• **Provided text**
If you have checked all of the above, and you are still seeing an issue, then it’s time to think about reporting the bug.  But before you do, consider the questions the developer might ask you when he or she begins to investigate the issue.  It will save time for both of you if you have all of those questions answered ahead of time.
Information for the Developer
  • Are you able to reproduce the issue?  You should be able to reproduce the issue at least once before logging the bug.  This doesn’t mean that you shouldn’t log intermittent issues, as they are important as well; but it does mean that you should have as much information as possible about when the issue occurs and when it doesn’t.
  • Do you have clear, reproducible steps to demonstrate the issue?  It is incredibly frustrating to a developer to hear that something is wrong with their software, but have only vague instructions available to use for investigation.  For best results, give the developer a specific user, complete with login credentials, and clear steps that they can use to reproduce the problem.
  • Is this issue happening in Production?  Maybe this isn’t a new bug; maybe the issue was happening already.  This is especially possible when you are testing old code that no one has looked at or used in a while.  See last week’s post, The Power of Pretesting, for ideas on testing legacy software.
  • Does the issue happen on every browser?  This information can be very helpful in narrowing down the possible cause of an issue.
  • Does the issue happen with more than one user?  It’s possible that the user you are testing with has some kind of weird edge case in their configuration or their data.  This doesn’t mean that the issue you are seeing isn’t a bug; but if you can show that there are some users where the issue is not happening, it will help narrow the scope of the problem.
  • Does the issue happen if the data is different?  Try varying the data and see if the issue goes away.  Maybe the problem is caused by a data point that is larger than the UI is expecting, or a field that is missing a value.  The more narrowly you can pinpoint the problem, the faster the developer can fix it.
The ideal relationship between a tester and a developer is one of mutual trust.  If you make sure to investigate each issue carefully before reporting it, and if you are able to report issues with lots of helpful details, your developer will trust that when you cry “Bug”, it’s something worth investigating!

The Power of Pretesting

Having been in the software testing business for a few years now, I’ve become accustomed to various types of testing: Acceptance Testing, Regression Testing, Exploratory Testing, Smoke Testing, etc.  But in the last few weeks, I’ve been introduced to a type of testing I hadn’t thought of before: Pretesting.

On our team, we are working to switch some automatically delivered emails from an old system to a new system.  When we first started testing, we were mainly focused on whether the emails in the new system were being delivered.  It didn’t occur to us to look at the content of the new emails until later, and then we realized we had never really looked at the old emails.  Moreover, because the emails contained a lot of detail, we found that we kept missing things: some extra text here, a missing date there.  We discovered that the best way to prevent these mistakes was to start testing before the new feature was delivered, and thus, Pretesting was born.

• **Information supplied**

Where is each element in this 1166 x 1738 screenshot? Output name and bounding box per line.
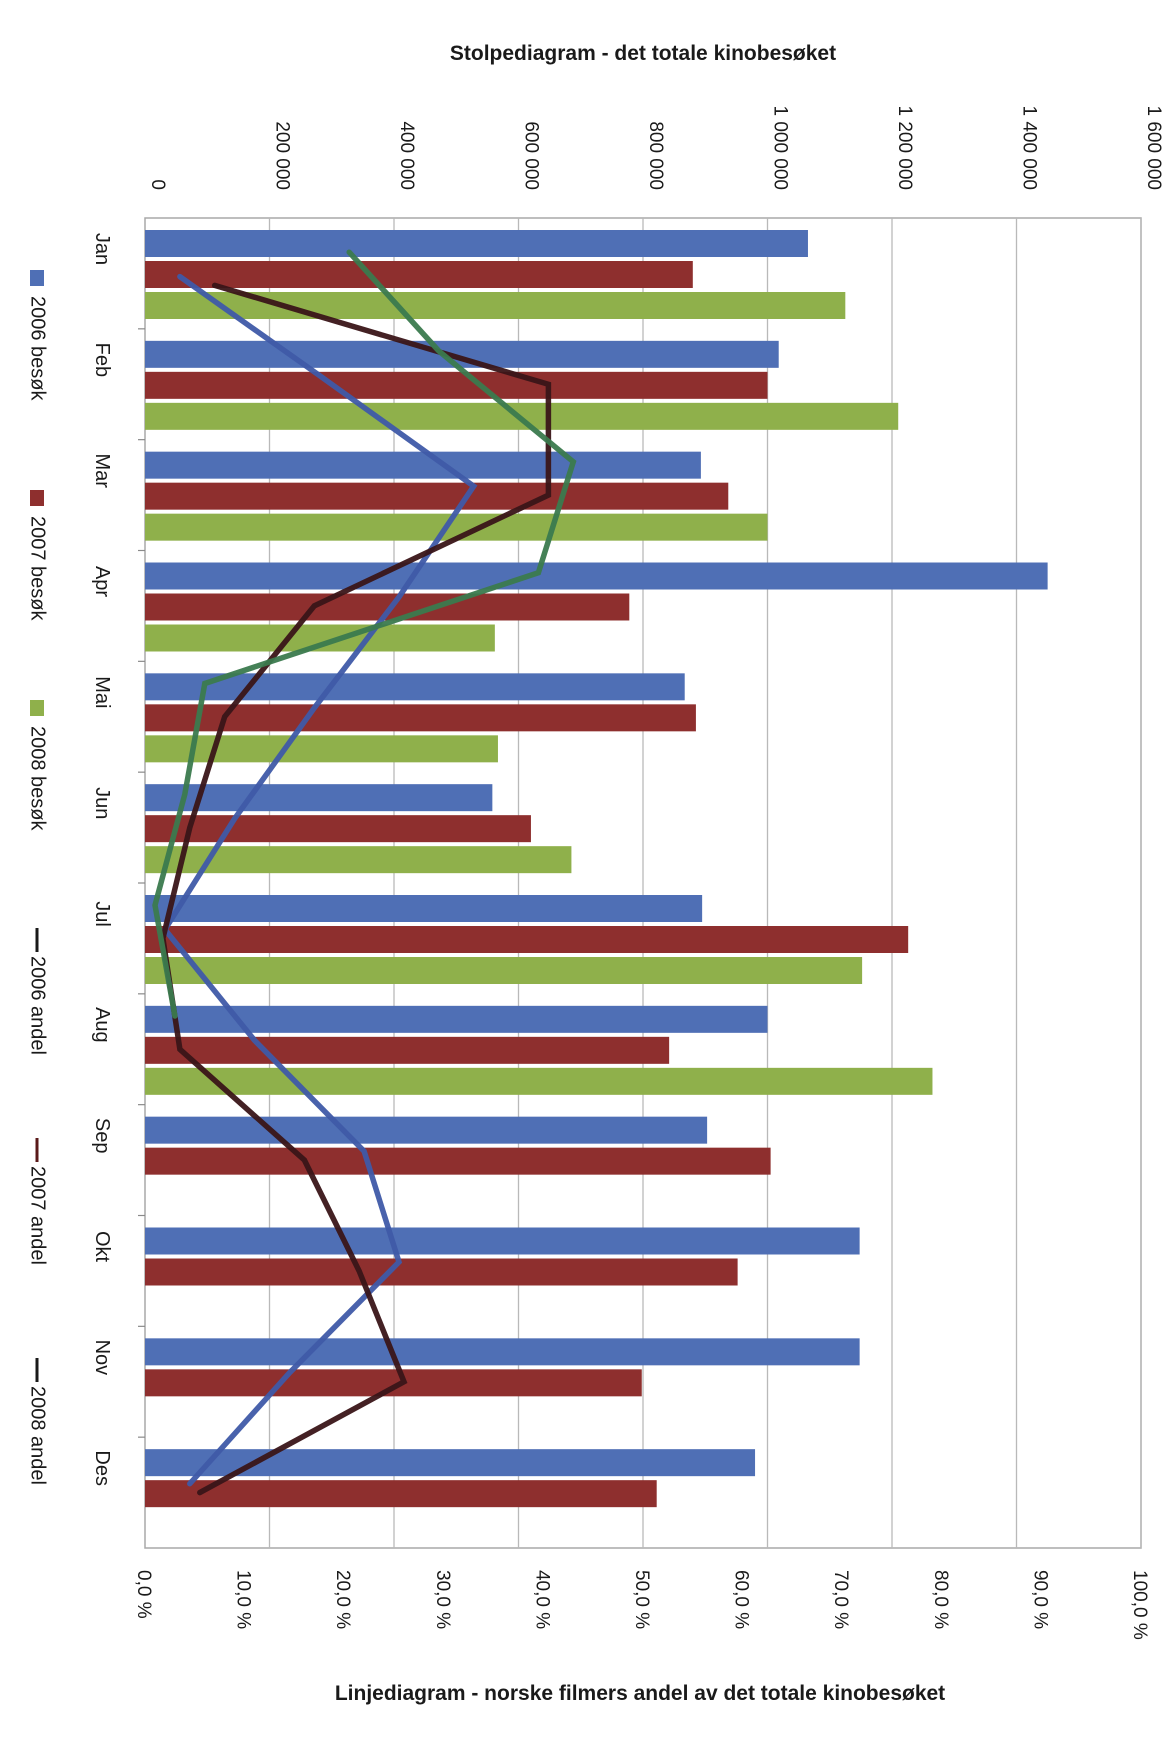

• **Problems and tasks**
a - In the testing article, condense the paragraph that begins "On our team, we are working to switch" into a short bulleted list that keeps its main facts.
b - According to the testing article, what should you give a developer for best results when reporting an issue?
c - Write the next part of the testing article, starting after its final sentence.

• **Answers to the problems**
a -
- The team is moving automatically delivered emails from an old system to a new one.
- Early testing focused mainly on whether the new system delivered the emails.
- Only later did the team check the content of the new emails, and then realized they had never really looked at the old ones.
- The emails held a lot of detail, so the team kept missing things such as extra text or a missing date.
- The best way to prevent these mistakes was to start testing before the new feature was delivered, which became Pretesting.

b - A specific user, complete with login credentials, and clear steps they can use to reproduce the problem.

c -
Now whenever an email is about to be converted to the new system, we first test it in the old system.  We take screenshots, and we document any needed configuration or unusual behavior.  Then when the email is ready for the new system, it’s easy to go back and compare with what we had before.  This is now a valuable tool in our testing arsenal, and we’ve used it in a number of other areas of our application.

When should you use Pretesting?

  • when you are testing a feature you have never tested before
  • when no one in your company seems to know how a feature works
  • when you suspect that a feature is currently buggy
  • when you are revamping an existing feature
  • when you are testing a feature that has a lot of detail

Why should you Pretest?

Pretesting will save you the headache of trying to remember how something “used to work” or “used to look”.  If customers will notice the change you are about to make, it’s good to make note of how extensive the change will be.  If there are bugs in the existing feature, it would be helpful to know that before the development work starts, because the developer could make those bug fixes while in the code.  Pretesting is also helpful for documenting how the feature works, so you can share those details with others who might be working on or testing the feature.

How to Pretest:

1. Conduct exploratory testing on the old feature.  Figure out what the Happy Path is.
2. Document how the Happy Path works and include any necessary configuration steps
3. Continue to test, exploring the boundaries and edge cases of the feature
4. Document any “gotchas” you may find- these are not bugs, but are instead areas of that feature that might not work as someone would expect
5. Log any bugs you find and discuss the with your team to determine whether they should be fixed with the new feature or left as is
6. Take screenshots of any complicated screens, such as emails, messages, or screens with a lot of text, images, or buttons. Save these screenshots in an easily accessible place such as a wiki page.

When the New Feature is Ready:

1. Run through the same Happy Path scenario with the new feature, and verify that it behaves the same way as the old feature
2. Test the boundaries and edge cases of the feature, and verify that it behaves in the same way as the old feature
3. Verify that any bugs the team has decided to fix have indeed been fixed
4. Compare the screenshots of the old feature with the screenshots of the new feature, and verify that they are the same (with the exceptions of anything the team agreed to change)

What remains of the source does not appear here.